#### Given problem
Pick out the lines below that contain the string "Mark" and copy them all.

#### Record set
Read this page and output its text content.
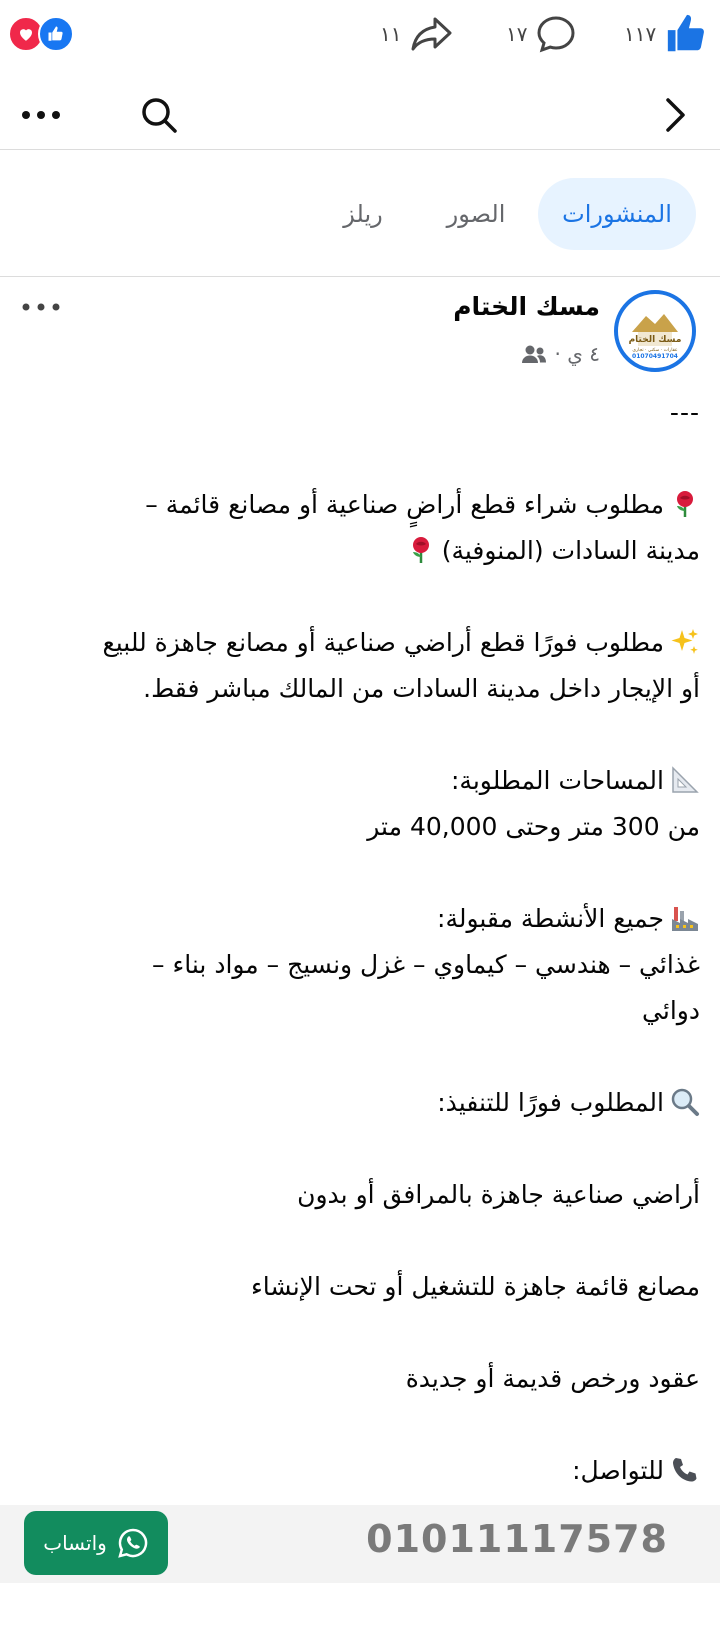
١١	١٧	١١٧
المنشورات
الصور
ريلز
مسك الختام
عقارات · سكني · تجاري
01070491704
مسك الختام
٤ ي ·
---
مطلوب شراء قطع أراضٍ صناعية أو مصانع قائمة –
مدينة السادات (المنوفية)
مطلوب فورًا قطع أراضي صناعية أو مصانع جاهزة للبيع
أو الإيجار داخل مدينة السادات من المالك مباشر فقط.
المساحات المطلوبة:
من 300 متر وحتى 40,000 متر
جميع الأنشطة مقبولة:
غذائي – هندسي – كيماوي – غزل ونسيج – مواد بناء –
دوائي
المطلوب فورًا للتنفيذ:
أراضي صناعية جاهزة بالمرافق أو بدون
مصانع قائمة جاهزة للتشغيل أو تحت الإنشاء
عقود ورخص قديمة أو جديدة
للتواصل:
واتساب	01011117578
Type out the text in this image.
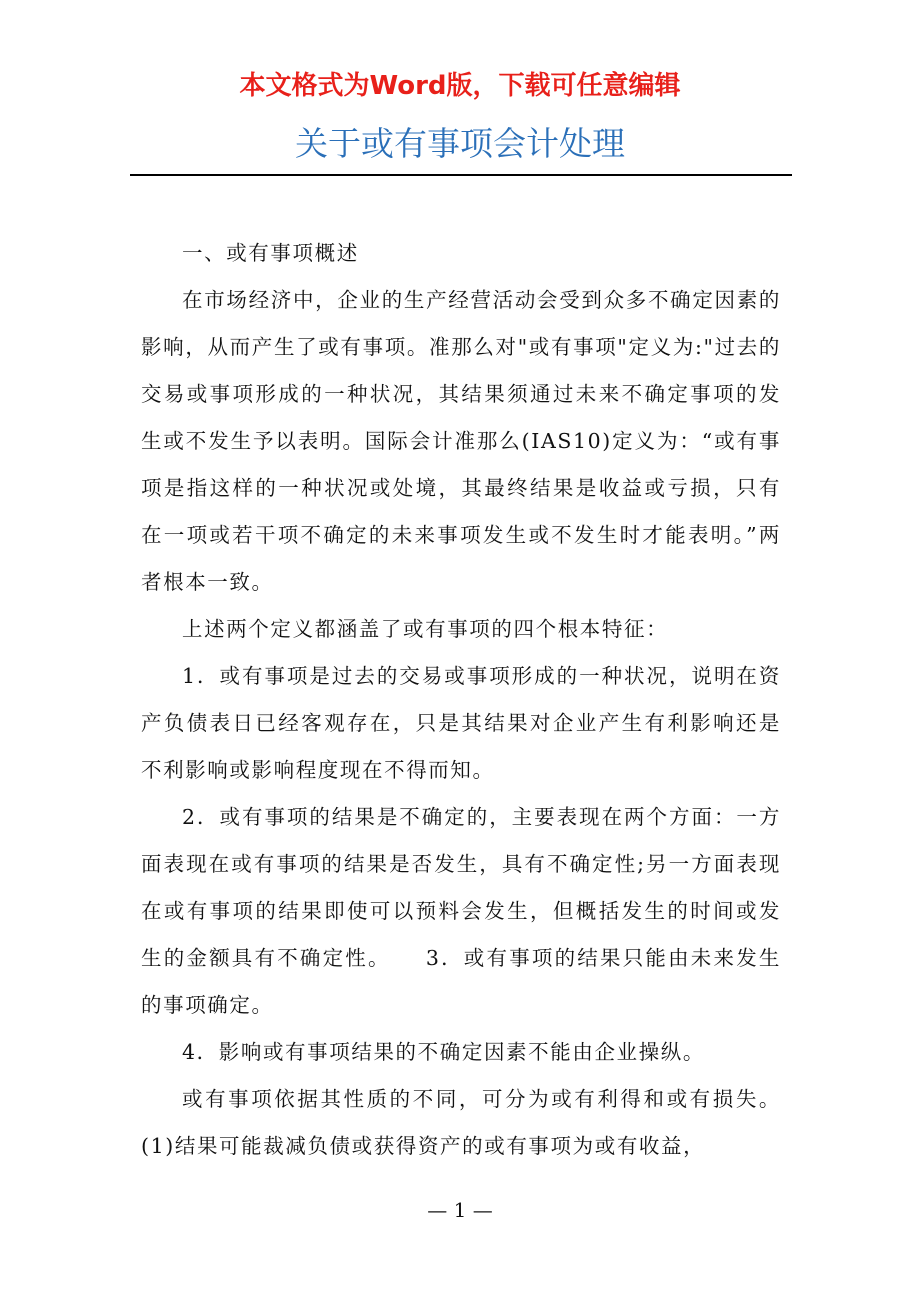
本文格式为Word版，下载可任意编辑
关于或有事项会计处理

一、或有事项概述

在市场经济中，企业的生产经营活动会受到众多不确定因素的影响，从而产生了或有事项。准那么对"或有事项"定义为:"过去的交易或事项形成的一种状况，其结果须通过未来不确定事项的发生或不发生予以表明。国际会计准那么(IAS10)定义为：“或有事项是指这样的一种状况或处境，其最终结果是收益或亏损，只有在一项或若干项不确定的未来事项发生或不发生时才能表明。”两者根本一致。

上述两个定义都涵盖了或有事项的四个根本特征：

1．或有事项是过去的交易或事项形成的一种状况，说明在资产负债表日已经客观存在，只是其结果对企业产生有利影响还是不利影响或影响程度现在不得而知。

2．或有事项的结果是不确定的，主要表现在两个方面：一方面表现在或有事项的结果是否发生，具有不确定性;另一方面表现在或有事项的结果即使可以预料会发生，但概括发生的时间或发生的金额具有不确定性。　　3．或有事项的结果只能由未来发生的事项确定。

4．影响或有事项结果的不确定因素不能由企业操纵。

或有事项依据其性质的不同，可分为或有利得和或有损失。(1)结果可能裁减负债或获得资产的或有事项为或有收益，

— 1 —
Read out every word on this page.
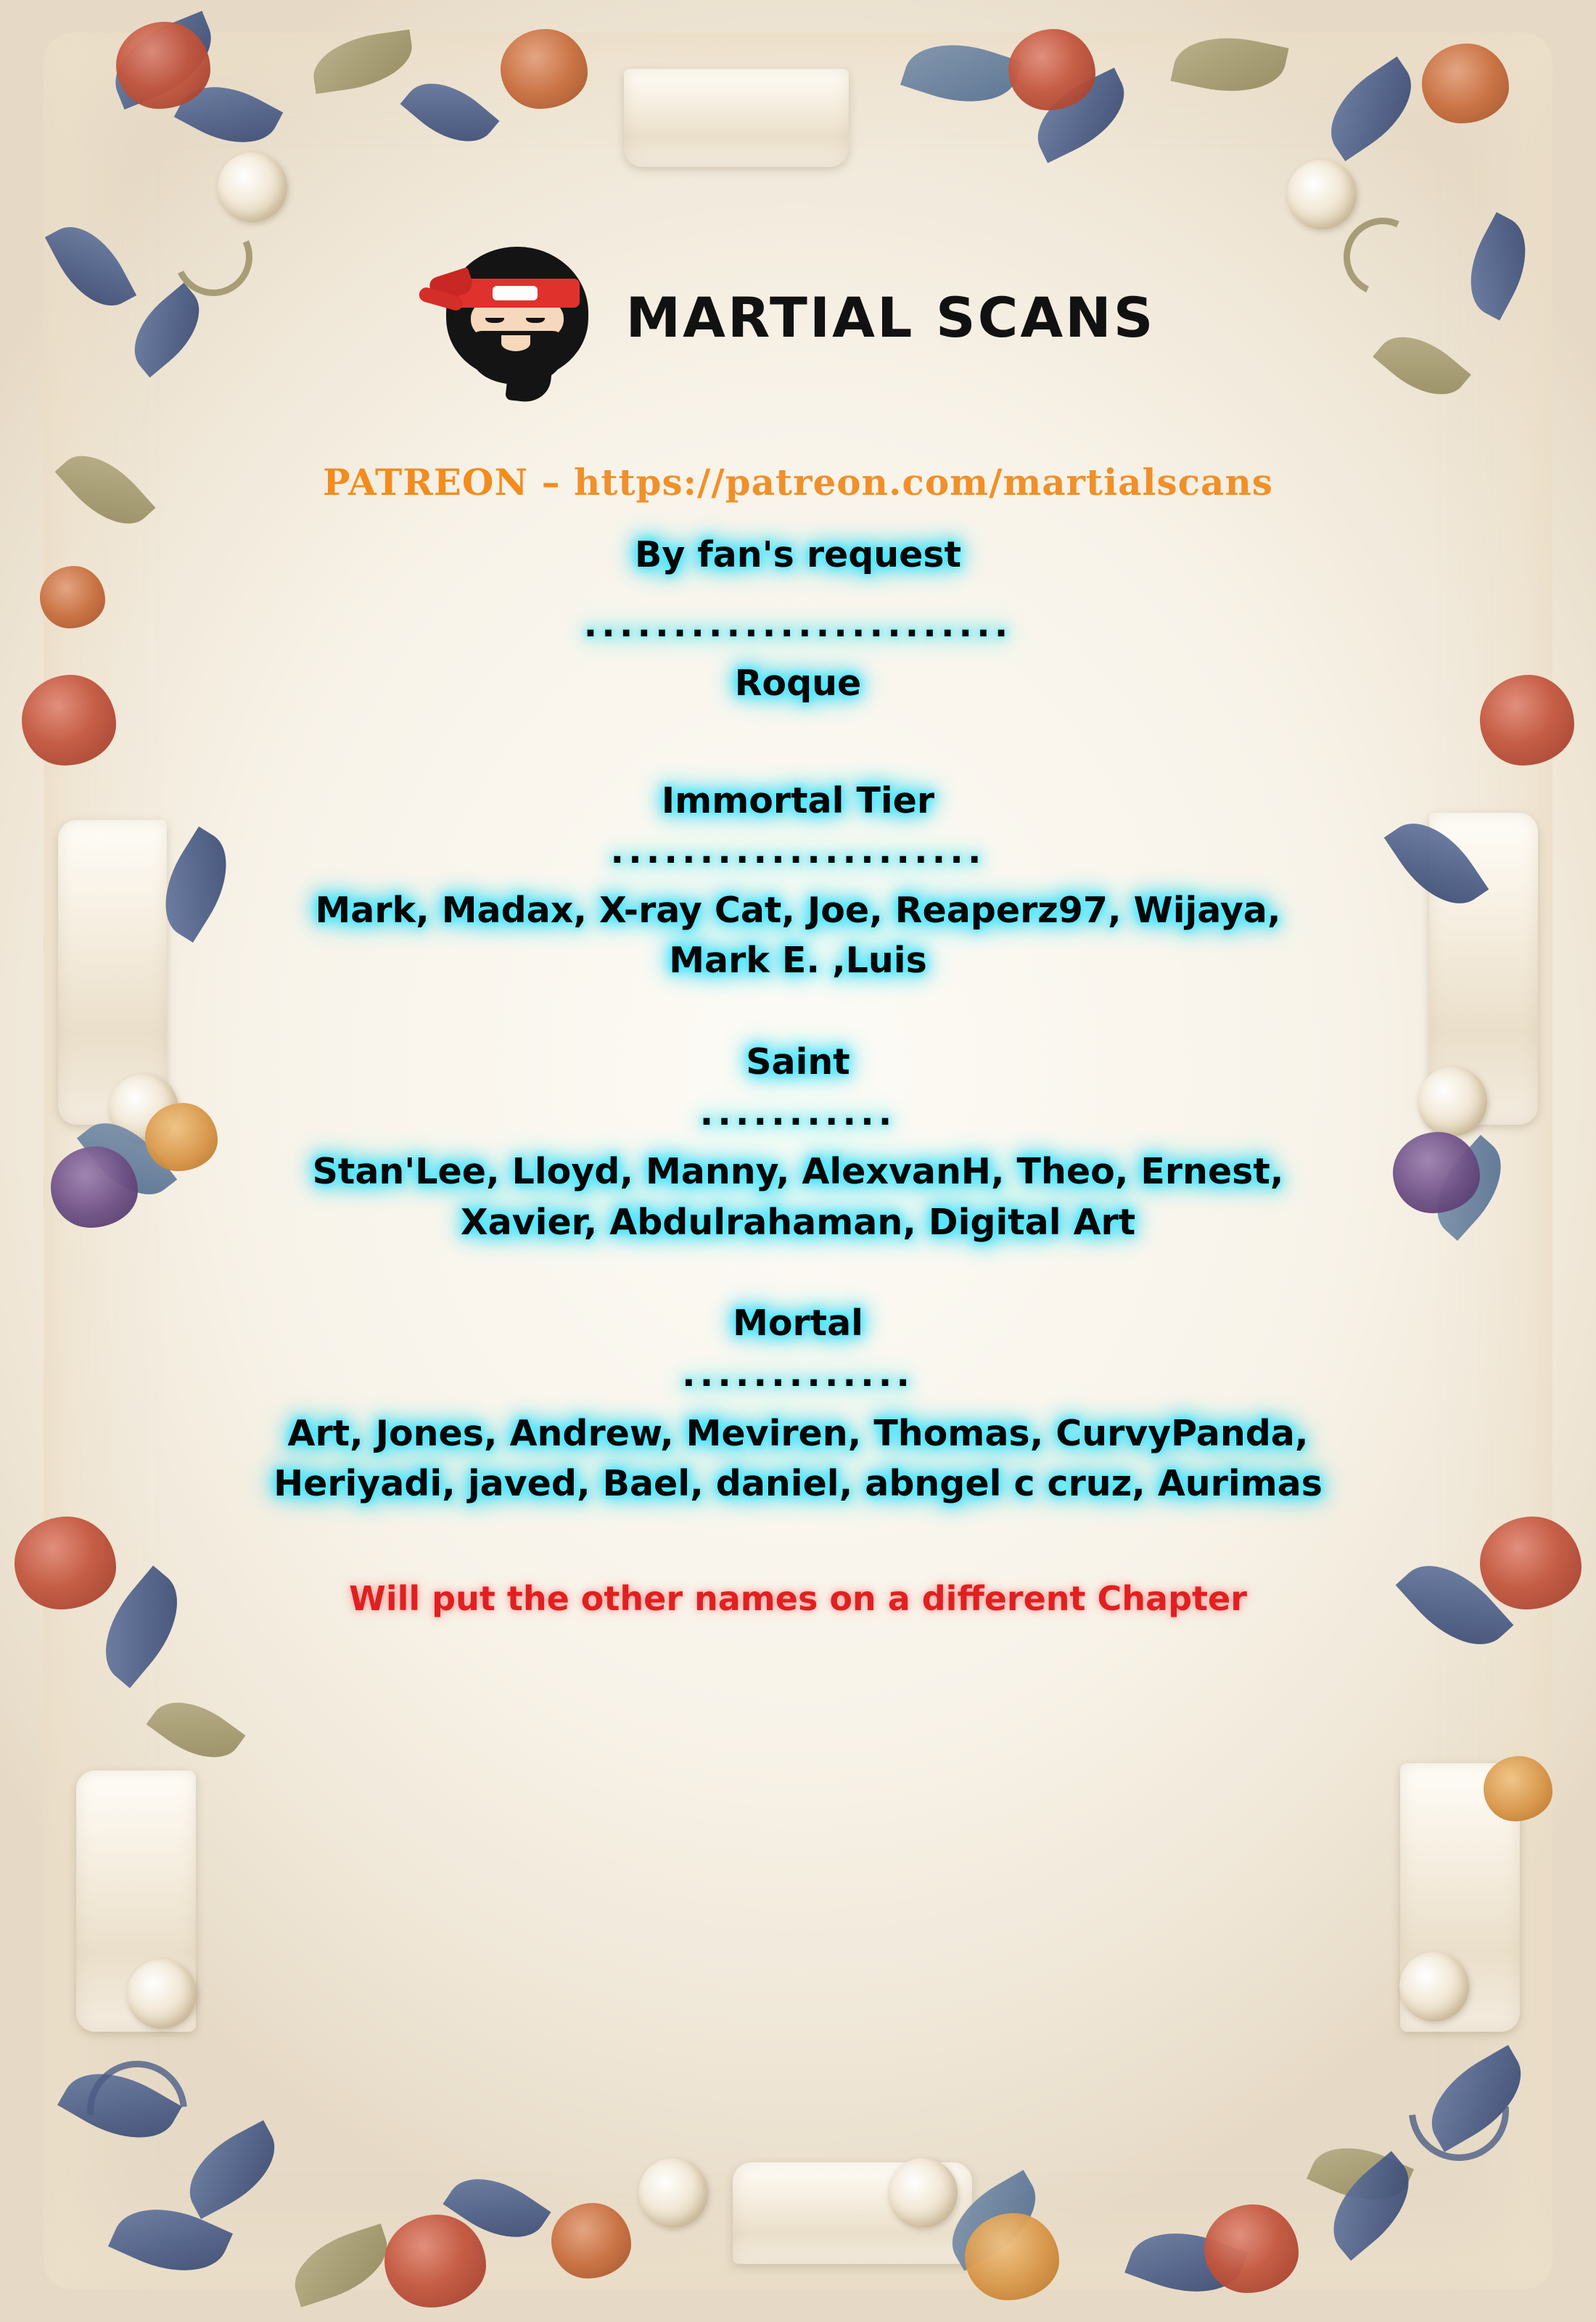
MARTIAL SCANS
PATREON – https://patreon.com/martialscans
By fan's request
........................
Roque
Immortal Tier
.....................
Mark, Madax, X-ray Cat, Joe, Reaperz97, Wijaya,
Mark E. ,Luis
Saint
...........
Stan'Lee, Lloyd, Manny, AlexvanH, Theo, Ernest,
Xavier, Abdulrahaman, Digital Art
Mortal
.............
Art, Jones, Andrew, Meviren, Thomas, CurvyPanda,
Heriyadi, javed, Bael, daniel, abngel c cruz, Aurimas
Will put the other names on a different Chapter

#### Final result
Mark, Madax, X-ray Cat, Joe, Reaperz97, Wijaya,
Mark E. ,Luis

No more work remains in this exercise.